Exercise requirements:
Wherever a line holds the string "tagline", copy that line.

Listed records:
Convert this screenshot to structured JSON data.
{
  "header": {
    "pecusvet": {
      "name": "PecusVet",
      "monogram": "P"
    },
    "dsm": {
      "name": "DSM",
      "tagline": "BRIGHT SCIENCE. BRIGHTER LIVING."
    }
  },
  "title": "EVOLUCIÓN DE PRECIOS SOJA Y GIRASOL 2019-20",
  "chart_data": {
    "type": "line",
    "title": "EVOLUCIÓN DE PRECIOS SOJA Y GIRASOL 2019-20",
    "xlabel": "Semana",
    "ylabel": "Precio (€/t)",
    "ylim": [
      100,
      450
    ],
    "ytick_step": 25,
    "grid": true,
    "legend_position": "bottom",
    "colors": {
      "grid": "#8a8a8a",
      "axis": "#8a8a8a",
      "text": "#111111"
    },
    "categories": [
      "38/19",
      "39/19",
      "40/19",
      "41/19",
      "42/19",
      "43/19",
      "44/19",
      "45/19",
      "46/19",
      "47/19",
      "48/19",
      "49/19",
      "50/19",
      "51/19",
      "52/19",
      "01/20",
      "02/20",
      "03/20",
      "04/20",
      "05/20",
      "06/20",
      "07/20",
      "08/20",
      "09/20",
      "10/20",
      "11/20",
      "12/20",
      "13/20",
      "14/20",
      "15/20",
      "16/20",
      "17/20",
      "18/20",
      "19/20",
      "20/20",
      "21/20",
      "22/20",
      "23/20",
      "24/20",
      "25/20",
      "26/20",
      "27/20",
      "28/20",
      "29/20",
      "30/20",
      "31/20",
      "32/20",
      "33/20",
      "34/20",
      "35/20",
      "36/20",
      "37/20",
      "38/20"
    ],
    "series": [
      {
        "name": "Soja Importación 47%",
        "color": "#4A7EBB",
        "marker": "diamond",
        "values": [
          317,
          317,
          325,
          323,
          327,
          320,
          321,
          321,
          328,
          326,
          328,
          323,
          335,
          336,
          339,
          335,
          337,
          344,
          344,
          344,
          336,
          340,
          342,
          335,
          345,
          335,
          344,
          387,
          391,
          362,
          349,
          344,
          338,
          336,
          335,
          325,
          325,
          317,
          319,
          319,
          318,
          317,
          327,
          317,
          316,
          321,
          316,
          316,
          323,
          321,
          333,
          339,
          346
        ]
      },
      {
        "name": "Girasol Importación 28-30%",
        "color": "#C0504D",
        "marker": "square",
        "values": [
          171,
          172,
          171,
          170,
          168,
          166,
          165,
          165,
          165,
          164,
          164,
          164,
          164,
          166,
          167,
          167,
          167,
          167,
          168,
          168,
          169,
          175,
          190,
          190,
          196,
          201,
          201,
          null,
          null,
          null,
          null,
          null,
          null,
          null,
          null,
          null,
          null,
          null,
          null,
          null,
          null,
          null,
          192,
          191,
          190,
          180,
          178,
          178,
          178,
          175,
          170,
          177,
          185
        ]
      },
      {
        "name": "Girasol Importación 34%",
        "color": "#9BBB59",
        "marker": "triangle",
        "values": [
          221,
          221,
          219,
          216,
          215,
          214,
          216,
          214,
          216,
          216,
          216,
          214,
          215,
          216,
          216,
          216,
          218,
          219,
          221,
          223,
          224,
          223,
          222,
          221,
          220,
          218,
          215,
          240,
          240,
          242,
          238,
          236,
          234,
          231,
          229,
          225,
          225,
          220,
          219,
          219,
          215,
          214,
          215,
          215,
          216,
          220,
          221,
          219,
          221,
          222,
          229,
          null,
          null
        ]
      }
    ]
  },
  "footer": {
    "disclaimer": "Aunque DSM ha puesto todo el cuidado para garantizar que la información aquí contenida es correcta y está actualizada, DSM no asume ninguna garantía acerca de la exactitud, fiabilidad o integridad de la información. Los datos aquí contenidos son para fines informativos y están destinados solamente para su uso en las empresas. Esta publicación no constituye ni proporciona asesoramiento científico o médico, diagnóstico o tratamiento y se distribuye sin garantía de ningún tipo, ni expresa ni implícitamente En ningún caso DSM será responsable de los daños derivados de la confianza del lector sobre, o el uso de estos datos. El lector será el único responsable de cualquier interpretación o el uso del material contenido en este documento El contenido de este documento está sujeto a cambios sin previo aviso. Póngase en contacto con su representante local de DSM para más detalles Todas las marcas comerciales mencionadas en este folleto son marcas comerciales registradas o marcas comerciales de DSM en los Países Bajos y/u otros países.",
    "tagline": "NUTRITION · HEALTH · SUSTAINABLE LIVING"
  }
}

Final result:
      "tagline": "BRIGHT SCIENCE. BRIGHTER LIVING."
    "tagline": "NUTRITION · HEALTH · SUSTAINABLE LIVING"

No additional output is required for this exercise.